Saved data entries
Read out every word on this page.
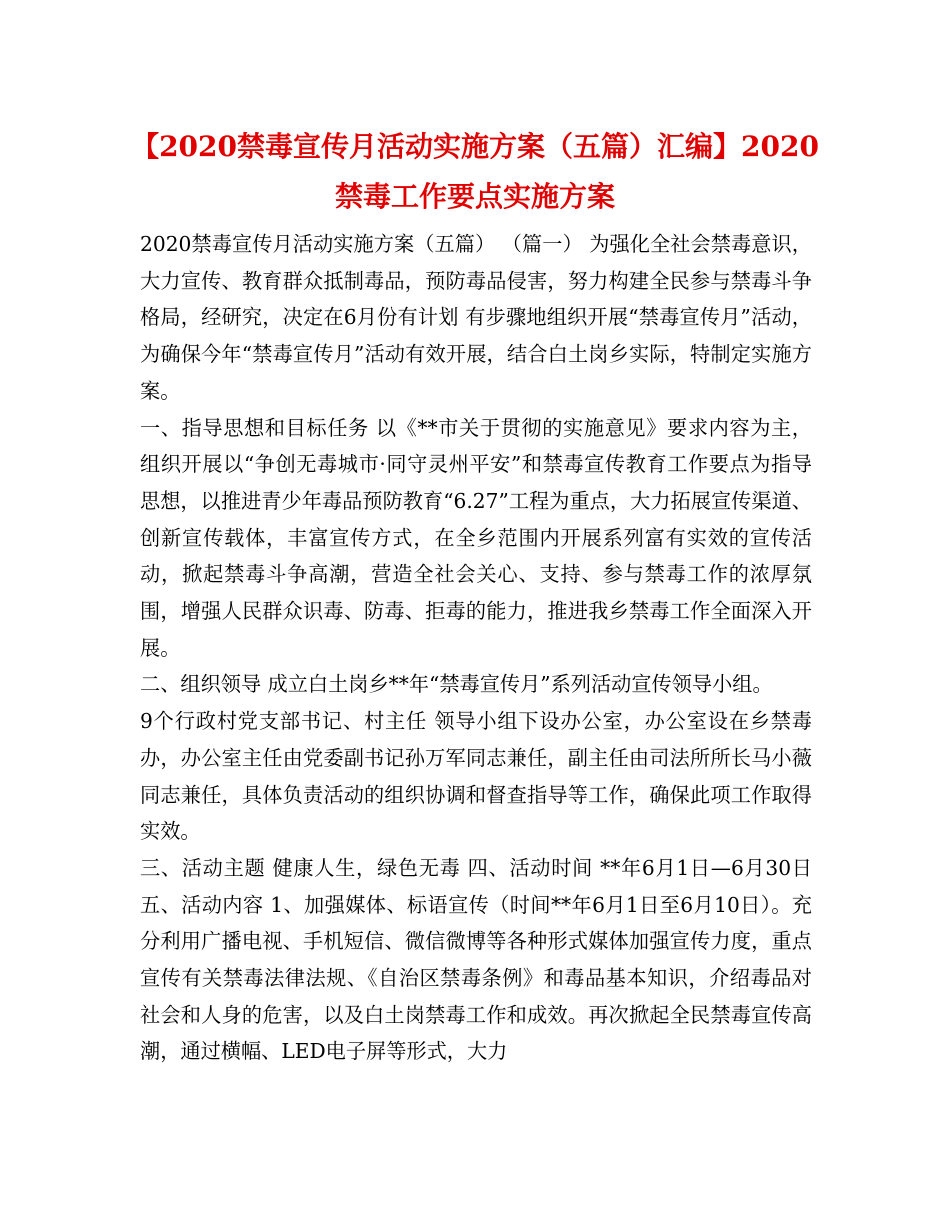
【2020禁毒宣传月活动实施方案（五篇）汇编】2020禁毒工作要点实施方案

2020禁毒宣传月活动实施方案（五篇） （篇一） 为强化全社会禁毒意识，大力宣传、教育群众抵制毒品，预防毒品侵害，努力构建全民参与禁毒斗争格局，经研究，决定在6月份有计划 有步骤地组织开展“禁毒宣传月”活动，为确保今年“禁毒宣传月”活动有效开展，结合白土岗乡实际，特制定实施方案。

一、指导思想和目标任务 以《**市关于贯彻的实施意见》要求内容为主，组织开展以“争创无毒城市·同守灵州平安”和禁毒宣传教育工作要点为指导思想，以推进青少年毒品预防教育“6.27”工程为重点，大力拓展宣传渠道、创新宣传载体，丰富宣传方式，在全乡范围内开展系列富有实效的宣传活动，掀起禁毒斗争高潮，营造全社会关心、支持、参与禁毒工作的浓厚氛围，增强人民群众识毒、防毒、拒毒的能力，推进我乡禁毒工作全面深入开展。

二、组织领导 成立白土岗乡**年“禁毒宣传月”系列活动宣传领导小组。

9个行政村党支部书记、村主任 领导小组下设办公室，办公室设在乡禁毒办，办公室主任由党委副书记孙万军同志兼任，副主任由司法所所长马小薇同志兼任，具体负责活动的组织协调和督查指导等工作，确保此项工作取得实效。

三、活动主题 健康人生，绿色无毒 四、活动时间 **年6月1日—6月30日 五、活动内容 1、加强媒体、标语宣传（时间**年6月1日至6月10日）。充分利用广播电视、手机短信、微信微博等各种形式媒体加强宣传力度，重点宣传有关禁毒法律法规、《自治区禁毒条例》和毒品基本知识，介绍毒品对社会和人身的危害，以及白土岗禁毒工作和成效。再次掀起全民禁毒宣传高潮，通过横幅、LED电子屏等形式，大力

» The exercise
Without including the pictures, return each record above exactly as it stands.

» Expected answer
Read out every word on this page.
【2020禁毒宣传月活动实施方案（五篇）汇编】2020禁毒工作要点实施方案

2020禁毒宣传月活动实施方案（五篇） （篇一） 为强化全社会禁毒意识，大力宣传、教育群众抵制毒品，预防毒品侵害，努力构建全民参与禁毒斗争格局，经研究，决定在6月份有计划 有步骤地组织开展“禁毒宣传月”活动，为确保今年“禁毒宣传月”活动有效开展，结合白土岗乡实际，特制定实施方案。

一、指导思想和目标任务 以《**市关于贯彻的实施意见》要求内容为主，组织开展以“争创无毒城市·同守灵州平安”和禁毒宣传教育工作要点为指导思想，以推进青少年毒品预防教育“6.27”工程为重点，大力拓展宣传渠道、创新宣传载体，丰富宣传方式，在全乡范围内开展系列富有实效的宣传活动，掀起禁毒斗争高潮，营造全社会关心、支持、参与禁毒工作的浓厚氛围，增强人民群众识毒、防毒、拒毒的能力，推进我乡禁毒工作全面深入开展。

二、组织领导 成立白土岗乡**年“禁毒宣传月”系列活动宣传领导小组。

9个行政村党支部书记、村主任 领导小组下设办公室，办公室设在乡禁毒办，办公室主任由党委副书记孙万军同志兼任，副主任由司法所所长马小薇同志兼任，具体负责活动的组织协调和督查指导等工作，确保此项工作取得实效。

三、活动主题 健康人生，绿色无毒 四、活动时间 **年6月1日—6月30日 五、活动内容 1、加强媒体、标语宣传（时间**年6月1日至6月10日）。充分利用广播电视、手机短信、微信微博等各种形式媒体加强宣传力度，重点宣传有关禁毒法律法规、《自治区禁毒条例》和毒品基本知识，介绍毒品对社会和人身的危害，以及白土岗禁毒工作和成效。再次掀起全民禁毒宣传高潮，通过横幅、LED电子屏等形式，大力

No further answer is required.